# TO DO:
Copy out all the records, word for word.

— START INFORMATION SUPPLIED —

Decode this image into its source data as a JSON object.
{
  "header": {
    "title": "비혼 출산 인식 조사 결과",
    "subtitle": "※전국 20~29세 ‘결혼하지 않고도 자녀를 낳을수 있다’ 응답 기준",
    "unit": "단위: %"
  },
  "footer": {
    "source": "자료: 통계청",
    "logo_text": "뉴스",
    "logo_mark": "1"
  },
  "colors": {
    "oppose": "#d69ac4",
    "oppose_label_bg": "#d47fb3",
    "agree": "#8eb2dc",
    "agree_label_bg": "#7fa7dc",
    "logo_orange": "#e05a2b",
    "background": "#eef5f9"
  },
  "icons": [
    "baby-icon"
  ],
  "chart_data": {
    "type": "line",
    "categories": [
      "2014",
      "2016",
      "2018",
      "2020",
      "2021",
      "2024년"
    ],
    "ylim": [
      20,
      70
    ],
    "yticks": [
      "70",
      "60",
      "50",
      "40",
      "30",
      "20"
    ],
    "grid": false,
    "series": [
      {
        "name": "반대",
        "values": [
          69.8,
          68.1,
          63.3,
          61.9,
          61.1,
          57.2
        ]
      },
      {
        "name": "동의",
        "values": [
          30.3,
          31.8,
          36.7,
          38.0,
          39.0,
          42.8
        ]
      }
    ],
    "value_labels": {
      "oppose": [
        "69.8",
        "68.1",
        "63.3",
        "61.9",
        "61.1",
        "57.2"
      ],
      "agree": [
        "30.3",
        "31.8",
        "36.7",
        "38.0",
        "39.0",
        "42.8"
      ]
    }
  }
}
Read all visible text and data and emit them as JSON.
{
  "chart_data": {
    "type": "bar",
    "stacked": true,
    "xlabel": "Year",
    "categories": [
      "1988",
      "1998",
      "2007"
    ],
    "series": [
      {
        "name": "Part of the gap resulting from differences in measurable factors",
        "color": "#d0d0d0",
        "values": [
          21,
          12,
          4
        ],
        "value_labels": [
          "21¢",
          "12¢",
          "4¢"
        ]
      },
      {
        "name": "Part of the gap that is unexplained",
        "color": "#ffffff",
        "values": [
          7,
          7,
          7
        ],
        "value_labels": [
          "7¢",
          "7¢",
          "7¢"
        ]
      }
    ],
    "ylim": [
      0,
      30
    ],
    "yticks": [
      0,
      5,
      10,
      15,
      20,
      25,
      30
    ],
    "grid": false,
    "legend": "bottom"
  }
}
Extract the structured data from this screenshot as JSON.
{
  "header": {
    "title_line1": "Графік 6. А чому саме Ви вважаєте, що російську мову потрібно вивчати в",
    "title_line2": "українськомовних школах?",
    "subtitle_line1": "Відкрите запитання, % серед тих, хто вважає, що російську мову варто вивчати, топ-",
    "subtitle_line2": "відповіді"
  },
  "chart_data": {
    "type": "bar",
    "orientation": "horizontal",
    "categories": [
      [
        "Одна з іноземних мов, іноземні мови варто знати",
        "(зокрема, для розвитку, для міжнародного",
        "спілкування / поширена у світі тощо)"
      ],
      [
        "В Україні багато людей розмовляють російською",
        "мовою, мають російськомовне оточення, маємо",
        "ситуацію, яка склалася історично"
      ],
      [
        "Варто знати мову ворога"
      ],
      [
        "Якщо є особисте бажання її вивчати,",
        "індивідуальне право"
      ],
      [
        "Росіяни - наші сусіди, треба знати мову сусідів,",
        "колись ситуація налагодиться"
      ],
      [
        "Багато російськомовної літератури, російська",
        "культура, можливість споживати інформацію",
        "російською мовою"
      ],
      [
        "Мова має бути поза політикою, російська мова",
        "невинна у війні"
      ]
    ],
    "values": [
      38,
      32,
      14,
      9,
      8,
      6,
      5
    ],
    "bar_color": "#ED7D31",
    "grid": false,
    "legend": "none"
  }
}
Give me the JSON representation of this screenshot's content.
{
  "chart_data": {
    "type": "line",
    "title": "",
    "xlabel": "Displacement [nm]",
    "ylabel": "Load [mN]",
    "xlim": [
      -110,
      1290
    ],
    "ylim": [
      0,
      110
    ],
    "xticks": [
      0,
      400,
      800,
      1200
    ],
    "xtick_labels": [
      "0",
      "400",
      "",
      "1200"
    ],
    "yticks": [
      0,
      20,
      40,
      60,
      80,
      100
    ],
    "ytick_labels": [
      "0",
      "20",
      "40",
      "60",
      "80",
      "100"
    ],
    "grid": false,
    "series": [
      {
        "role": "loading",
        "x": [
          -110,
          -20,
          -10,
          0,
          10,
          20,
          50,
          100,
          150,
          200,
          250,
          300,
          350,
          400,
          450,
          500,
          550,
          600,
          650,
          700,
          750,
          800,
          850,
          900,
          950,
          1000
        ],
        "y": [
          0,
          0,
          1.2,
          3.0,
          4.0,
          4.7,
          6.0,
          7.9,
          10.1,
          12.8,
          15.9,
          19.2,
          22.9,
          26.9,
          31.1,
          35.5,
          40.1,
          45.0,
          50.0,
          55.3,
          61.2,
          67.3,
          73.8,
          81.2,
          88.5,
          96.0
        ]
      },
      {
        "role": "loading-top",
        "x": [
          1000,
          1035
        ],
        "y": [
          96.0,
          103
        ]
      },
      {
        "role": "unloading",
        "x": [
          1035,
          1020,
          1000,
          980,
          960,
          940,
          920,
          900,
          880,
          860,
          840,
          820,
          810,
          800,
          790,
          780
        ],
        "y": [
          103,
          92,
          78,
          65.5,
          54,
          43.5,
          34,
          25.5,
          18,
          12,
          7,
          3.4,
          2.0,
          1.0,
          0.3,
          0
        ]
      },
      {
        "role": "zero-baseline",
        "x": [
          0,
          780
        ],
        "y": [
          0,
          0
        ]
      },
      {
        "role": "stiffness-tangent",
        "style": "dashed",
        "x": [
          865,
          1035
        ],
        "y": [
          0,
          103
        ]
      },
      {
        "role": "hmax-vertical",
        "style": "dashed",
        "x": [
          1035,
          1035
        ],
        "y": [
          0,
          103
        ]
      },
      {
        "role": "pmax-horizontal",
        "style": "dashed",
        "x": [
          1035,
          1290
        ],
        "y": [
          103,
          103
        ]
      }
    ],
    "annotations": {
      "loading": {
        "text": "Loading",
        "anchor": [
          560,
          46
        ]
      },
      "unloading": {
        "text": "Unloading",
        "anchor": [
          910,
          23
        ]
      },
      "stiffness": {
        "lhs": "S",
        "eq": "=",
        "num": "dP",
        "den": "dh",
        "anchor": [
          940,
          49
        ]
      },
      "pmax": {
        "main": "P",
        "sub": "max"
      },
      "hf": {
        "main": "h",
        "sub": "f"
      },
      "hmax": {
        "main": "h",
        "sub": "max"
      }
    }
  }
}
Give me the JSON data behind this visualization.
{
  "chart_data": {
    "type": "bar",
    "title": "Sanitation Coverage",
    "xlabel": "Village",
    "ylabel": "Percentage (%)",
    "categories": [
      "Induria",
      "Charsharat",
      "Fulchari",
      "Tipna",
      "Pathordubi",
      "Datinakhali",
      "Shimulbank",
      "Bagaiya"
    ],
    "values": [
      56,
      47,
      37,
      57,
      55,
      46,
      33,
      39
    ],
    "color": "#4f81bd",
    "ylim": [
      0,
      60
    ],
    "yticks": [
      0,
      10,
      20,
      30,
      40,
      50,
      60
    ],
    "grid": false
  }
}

— END INFORMATION SUPPLIED —

# COMPLETE RESPONSE:
Decode this image into its source data as a JSON object.
{
  "header": {
    "title": "비혼 출산 인식 조사 결과",
    "subtitle": "※전국 20~29세 ‘결혼하지 않고도 자녀를 낳을수 있다’ 응답 기준",
    "unit": "단위: %"
  },
  "footer": {
    "source": "자료: 통계청",
    "logo_text": "뉴스",
    "logo_mark": "1"
  },
  "colors": {
    "oppose": "#d69ac4",
    "oppose_label_bg": "#d47fb3",
    "agree": "#8eb2dc",
    "agree_label_bg": "#7fa7dc",
    "logo_orange": "#e05a2b",
    "background": "#eef5f9"
  },
  "icons": [
    "baby-icon"
  ],
  "chart_data": {
    "type": "line",
    "categories": [
      "2014",
      "2016",
      "2018",
      "2020",
      "2021",
      "2024년"
    ],
    "ylim": [
      20,
      70
    ],
    "yticks": [
      "70",
      "60",
      "50",
      "40",
      "30",
      "20"
    ],
    "grid": false,
    "series": [
      {
        "name": "반대",
        "values": [
          69.8,
          68.1,
          63.3,
          61.9,
          61.1,
          57.2
        ]
      },
      {
        "name": "동의",
        "values": [
          30.3,
          31.8,
          36.7,
          38.0,
          39.0,
          42.8
        ]
      }
    ],
    "value_labels": {
      "oppose": [
        "69.8",
        "68.1",
        "63.3",
        "61.9",
        "61.1",
        "57.2"
      ],
      "agree": [
        "30.3",
        "31.8",
        "36.7",
        "38.0",
        "39.0",
        "42.8"
      ]
    }
  }
}
Read all visible text and data and emit them as JSON.
{
  "chart_data": {
    "type": "bar",
    "stacked": true,
    "xlabel": "Year",
    "categories": [
      "1988",
      "1998",
      "2007"
    ],
    "series": [
      {
        "name": "Part of the gap resulting from differences in measurable factors",
        "color": "#d0d0d0",
        "values": [
          21,
          12,
          4
        ],
        "value_labels": [
          "21¢",
          "12¢",
          "4¢"
        ]
      },
      {
        "name": "Part of the gap that is unexplained",
        "color": "#ffffff",
        "values": [
          7,
          7,
          7
        ],
        "value_labels": [
          "7¢",
          "7¢",
          "7¢"
        ]
      }
    ],
    "ylim": [
      0,
      30
    ],
    "yticks": [
      0,
      5,
      10,
      15,
      20,
      25,
      30
    ],
    "grid": false,
    "legend": "bottom"
  }
}
Extract the structured data from this screenshot as JSON.
{
  "header": {
    "title_line1": "Графік 6. А чому саме Ви вважаєте, що російську мову потрібно вивчати в",
    "title_line2": "українськомовних школах?",
    "subtitle_line1": "Відкрите запитання, % серед тих, хто вважає, що російську мову варто вивчати, топ-",
    "subtitle_line2": "відповіді"
  },
  "chart_data": {
    "type": "bar",
    "orientation": "horizontal",
    "categories": [
      [
        "Одна з іноземних мов, іноземні мови варто знати",
        "(зокрема, для розвитку, для міжнародного",
        "спілкування / поширена у світі тощо)"
      ],
      [
        "В Україні багато людей розмовляють російською",
        "мовою, мають російськомовне оточення, маємо",
        "ситуацію, яка склалася історично"
      ],
      [
        "Варто знати мову ворога"
      ],
      [
        "Якщо є особисте бажання її вивчати,",
        "індивідуальне право"
      ],
      [
        "Росіяни - наші сусіди, треба знати мову сусідів,",
        "колись ситуація налагодиться"
      ],
      [
        "Багато російськомовної літератури, російська",
        "культура, можливість споживати інформацію",
        "російською мовою"
      ],
      [
        "Мова має бути поза політикою, російська мова",
        "невинна у війні"
      ]
    ],
    "values": [
      38,
      32,
      14,
      9,
      8,
      6,
      5
    ],
    "bar_color": "#ED7D31",
    "grid": false,
    "legend": "none"
  }
}
Give me the JSON representation of this screenshot's content.
{
  "chart_data": {
    "type": "line",
    "title": "",
    "xlabel": "Displacement [nm]",
    "ylabel": "Load [mN]",
    "xlim": [
      -110,
      1290
    ],
    "ylim": [
      0,
      110
    ],
    "xticks": [
      0,
      400,
      800,
      1200
    ],
    "xtick_labels": [
      "0",
      "400",
      "",
      "1200"
    ],
    "yticks": [
      0,
      20,
      40,
      60,
      80,
      100
    ],
    "ytick_labels": [
      "0",
      "20",
      "40",
      "60",
      "80",
      "100"
    ],
    "grid": false,
    "series": [
      {
        "role": "loading",
        "x": [
          -110,
          -20,
          -10,
          0,
          10,
          20,
          50,
          100,
          150,
          200,
          250,
          300,
          350,
          400,
          450,
          500,
          550,
          600,
          650,
          700,
          750,
          800,
          850,
          900,
          950,
          1000
        ],
        "y": [
          0,
          0,
          1.2,
          3.0,
          4.0,
          4.7,
          6.0,
          7.9,
          10.1,
          12.8,
          15.9,
          19.2,
          22.9,
          26.9,
          31.1,
          35.5,
          40.1,
          45.0,
          50.0,
          55.3,
          61.2,
          67.3,
          73.8,
          81.2,
          88.5,
          96.0
        ]
      },
      {
        "role": "loading-top",
        "x": [
          1000,
          1035
        ],
        "y": [
          96.0,
          103
        ]
      },
      {
        "role": "unloading",
        "x": [
          1035,
          1020,
          1000,
          980,
          960,
          940,
          920,
          900,
          880,
          860,
          840,
          820,
          810,
          800,
          790,
          780
        ],
        "y": [
          103,
          92,
          78,
          65.5,
          54,
          43.5,
          34,
          25.5,
          18,
          12,
          7,
          3.4,
          2.0,
          1.0,
          0.3,
          0
        ]
      },
      {
        "role": "zero-baseline",
        "x": [
          0,
          780
        ],
        "y": [
          0,
          0
        ]
      },
      {
        "role": "stiffness-tangent",
        "style": "dashed",
        "x": [
          865,
          1035
        ],
        "y": [
          0,
          103
        ]
      },
      {
        "role": "hmax-vertical",
        "style": "dashed",
        "x": [
          1035,
          1035
        ],
        "y": [
          0,
          103
        ]
      },
      {
        "role": "pmax-horizontal",
        "style": "dashed",
        "x": [
          1035,
          1290
        ],
        "y": [
          103,
          103
        ]
      }
    ],
    "annotations": {
      "loading": {
        "text": "Loading",
        "anchor": [
          560,
          46
        ]
      },
      "unloading": {
        "text": "Unloading",
        "anchor": [
          910,
          23
        ]
      },
      "stiffness": {
        "lhs": "S",
        "eq": "=",
        "num": "dP",
        "den": "dh",
        "anchor": [
          940,
          49
        ]
      },
      "pmax": {
        "main": "P",
        "sub": "max"
      },
      "hf": {
        "main": "h",
        "sub": "f"
      },
      "hmax": {
        "main": "h",
        "sub": "max"
      }
    }
  }
}
Give me the JSON data behind this visualization.
{
  "chart_data": {
    "type": "bar",
    "title": "Sanitation Coverage",
    "xlabel": "Village",
    "ylabel": "Percentage (%)",
    "categories": [
      "Induria",
      "Charsharat",
      "Fulchari",
      "Tipna",
      "Pathordubi",
      "Datinakhali",
      "Shimulbank",
      "Bagaiya"
    ],
    "values": [
      56,
      47,
      37,
      57,
      55,
      46,
      33,
      39
    ],
    "color": "#4f81bd",
    "ylim": [
      0,
      60
    ],
    "yticks": [
      0,
      10,
      20,
      30,
      40,
      50,
      60
    ],
    "grid": false
  }
}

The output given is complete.